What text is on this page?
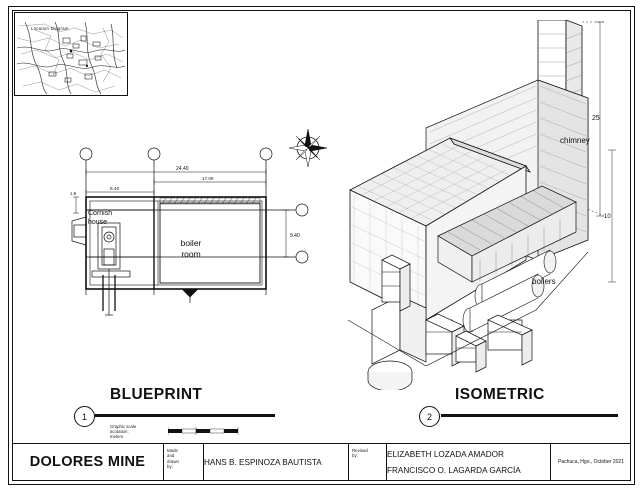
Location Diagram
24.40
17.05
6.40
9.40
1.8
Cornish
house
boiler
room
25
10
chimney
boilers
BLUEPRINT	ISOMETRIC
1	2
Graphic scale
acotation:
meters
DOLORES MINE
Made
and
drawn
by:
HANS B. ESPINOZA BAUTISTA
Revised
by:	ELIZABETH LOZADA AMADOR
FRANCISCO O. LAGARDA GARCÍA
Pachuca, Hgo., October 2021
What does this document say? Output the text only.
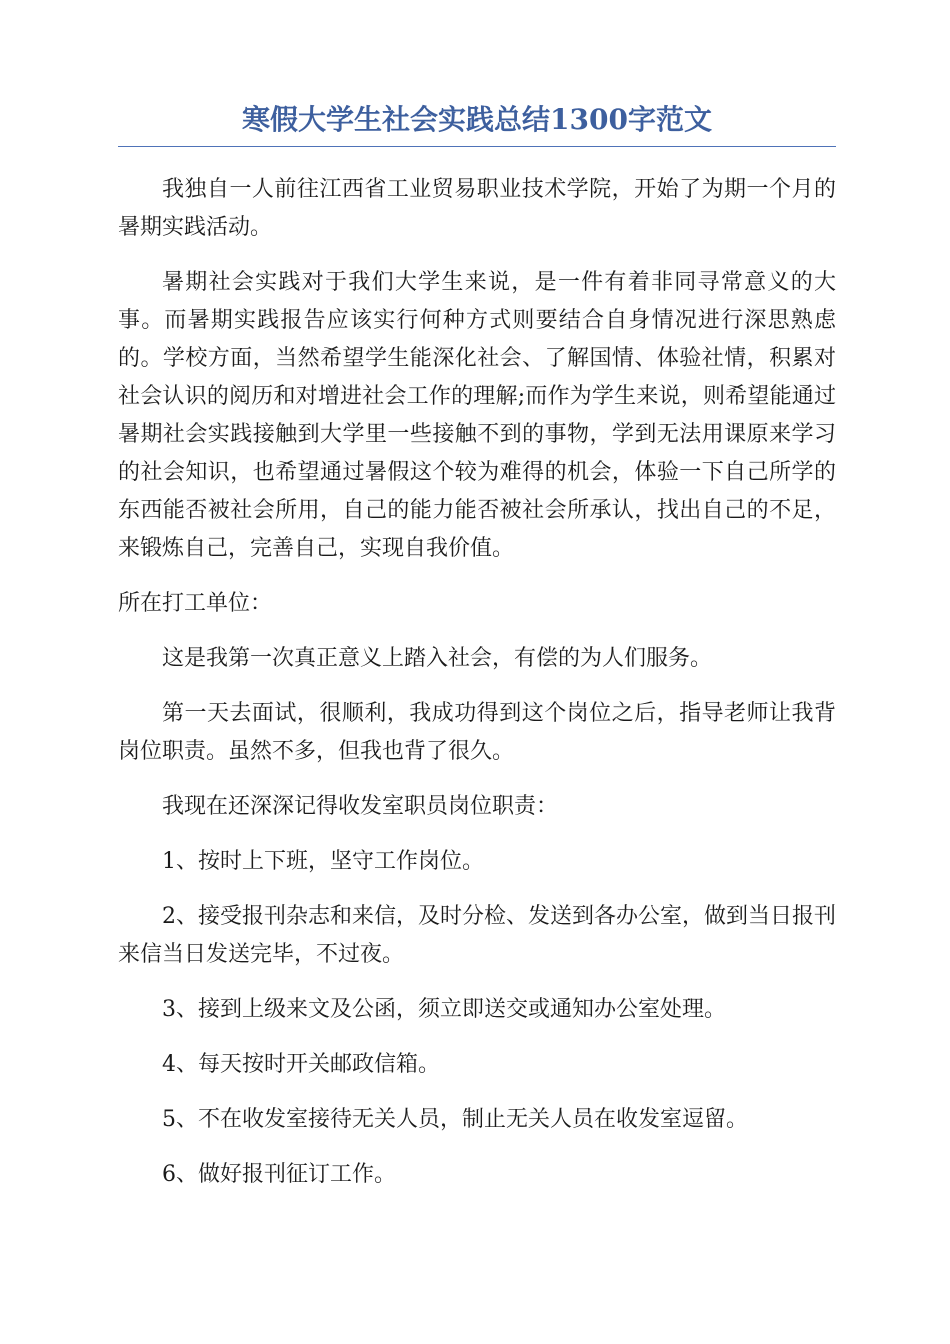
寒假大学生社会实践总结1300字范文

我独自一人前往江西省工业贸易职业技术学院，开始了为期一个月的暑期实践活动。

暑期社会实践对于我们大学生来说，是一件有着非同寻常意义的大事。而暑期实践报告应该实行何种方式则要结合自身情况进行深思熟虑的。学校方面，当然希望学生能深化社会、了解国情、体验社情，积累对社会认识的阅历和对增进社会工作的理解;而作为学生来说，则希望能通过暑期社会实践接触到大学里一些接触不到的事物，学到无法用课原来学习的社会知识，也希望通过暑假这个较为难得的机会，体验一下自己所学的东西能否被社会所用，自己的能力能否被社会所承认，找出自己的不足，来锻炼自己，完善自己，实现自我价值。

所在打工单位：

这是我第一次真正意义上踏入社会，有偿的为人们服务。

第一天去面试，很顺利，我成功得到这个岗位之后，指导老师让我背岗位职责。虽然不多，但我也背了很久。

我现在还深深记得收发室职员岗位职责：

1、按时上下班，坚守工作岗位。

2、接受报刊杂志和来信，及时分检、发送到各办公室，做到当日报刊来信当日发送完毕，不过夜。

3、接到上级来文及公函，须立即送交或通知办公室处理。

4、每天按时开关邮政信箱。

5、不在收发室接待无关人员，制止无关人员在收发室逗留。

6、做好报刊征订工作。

PROMPT:
Track down the lines that include the word "What" and copy them.

COMPLETED EXERCISE:
What text is on this page?
What does this document say? Output the text only.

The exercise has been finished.